====== TASK INPUT

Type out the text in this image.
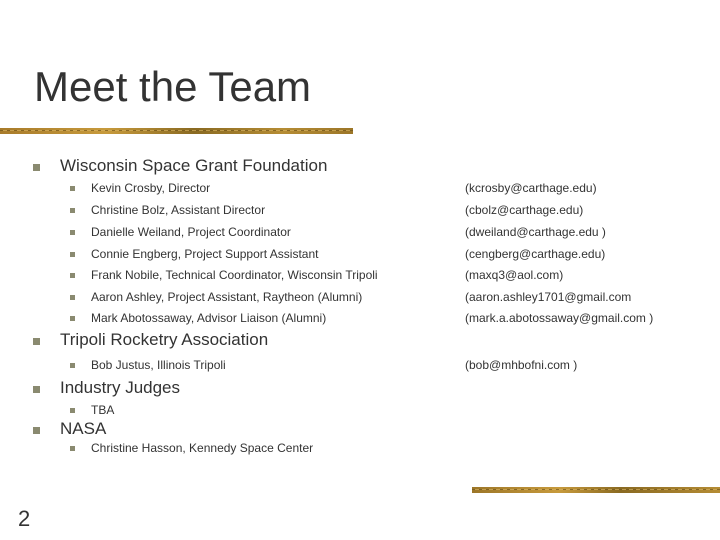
Meet the Team
Wisconsin Space Grant Foundation
Kevin Crosby, Director	(kcrosby@carthage.edu)
Christine Bolz, Assistant Director	(cbolz@carthage.edu)
Danielle Weiland, Project Coordinator	(dweiland@carthage.edu )
Connie Engberg, Project Support Assistant	(cengberg@carthage.edu)
Frank Nobile, Technical Coordinator, Wisconsin Tripoli	(maxq3@aol.com)
Aaron Ashley, Project Assistant, Raytheon (Alumni)	(aaron.ashley1701@gmail.com
Mark Abotossaway, Advisor Liaison (Alumni)	(mark.a.abotossaway@gmail.com )
Tripoli Rocketry Association
Bob Justus, Illinois Tripoli	(bob@mhbofni.com )
Industry Judges
TBA
NASA
Christine Hasson, Kennedy Space Center
2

============

Pick out all lines containing the string "Director".

Kevin Crosby, Director	(kcrosby@carthage.edu)
Christine Bolz, Assistant Director	(cbolz@carthage.edu)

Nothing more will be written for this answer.